What to do: Extract every record, exactly as written, and ignore the pictures.

Information shown:
=======

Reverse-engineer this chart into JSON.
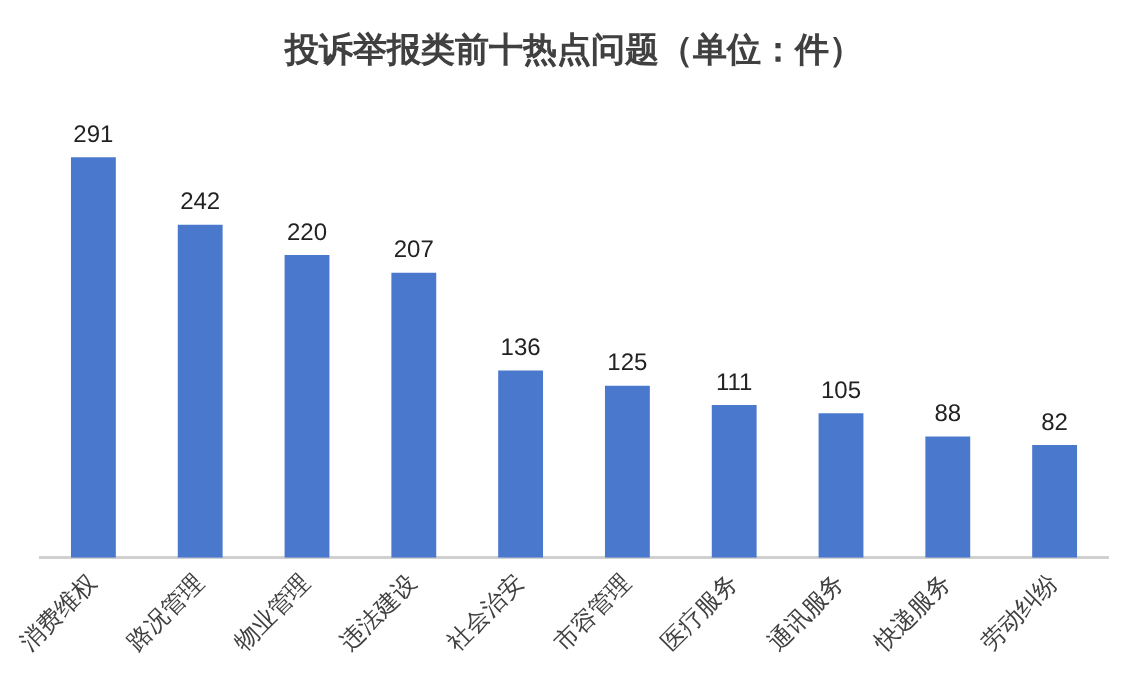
{
  "chart_data": {
    "type": "bar",
    "title": "投诉举报类前十热点问题（单位：件）",
    "categories": [
      "消费维权",
      "路况管理",
      "物业管理",
      "违法建设",
      "社会治安",
      "市容管理",
      "医疗服务",
      "通讯服务",
      "快递服务",
      "劳动纠纷"
    ],
    "values": [
      291,
      242,
      220,
      207,
      136,
      125,
      111,
      105,
      88,
      82
    ],
    "color": "#4a78cc",
    "data_labels": true,
    "grid": false,
    "legend": false,
    "tick_labels": "x"
  }
}
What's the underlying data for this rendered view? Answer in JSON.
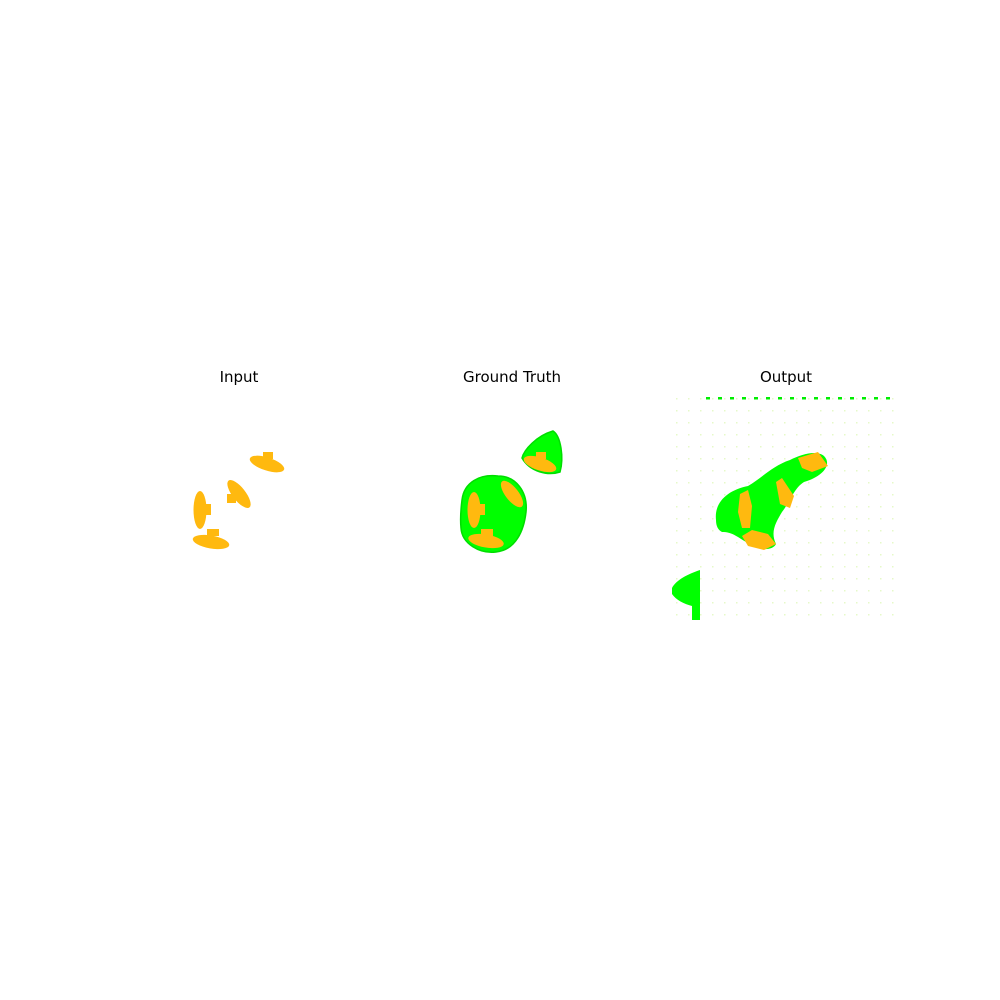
{
  "figure": {
    "colors": {
      "background": "#ffffff",
      "object": "#ffb90f",
      "region": "#00ff00",
      "title_text": "#000000"
    },
    "panels": [
      {
        "key": "input",
        "title": "Input"
      },
      {
        "key": "ground_truth",
        "title": "Ground Truth"
      },
      {
        "key": "output",
        "title": "Output"
      }
    ]
  }
}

=======

Response to this task:
Reverse-engineer this chart into JSON.
{
  "chart_data": {
    "type": "bar",
    "title": "投诉举报类前十热点问题（单位：件）",
    "categories": [
      "消费维权",
      "路况管理",
      "物业管理",
      "违法建设",
      "社会治安",
      "市容管理",
      "医疗服务",
      "通讯服务",
      "快递服务",
      "劳动纠纷"
    ],
    "values": [
      291,
      242,
      220,
      207,
      136,
      125,
      111,
      105,
      88,
      82
    ],
    "color": "#4a78cc",
    "data_labels": true,
    "grid": false,
    "legend": false,
    "tick_labels": "x"
  }
}
What's the underlying data for this rendered view? Answer in JSON.
{
  "figure": {
    "colors": {
      "background": "#ffffff",
      "object": "#ffb90f",
      "region": "#00ff00",
      "title_text": "#000000"
    },
    "panels": [
      {
        "key": "input",
        "title": "Input"
      },
      {
        "key": "ground_truth",
        "title": "Ground Truth"
      },
      {
        "key": "output",
        "title": "Output"
      }
    ]
  }
}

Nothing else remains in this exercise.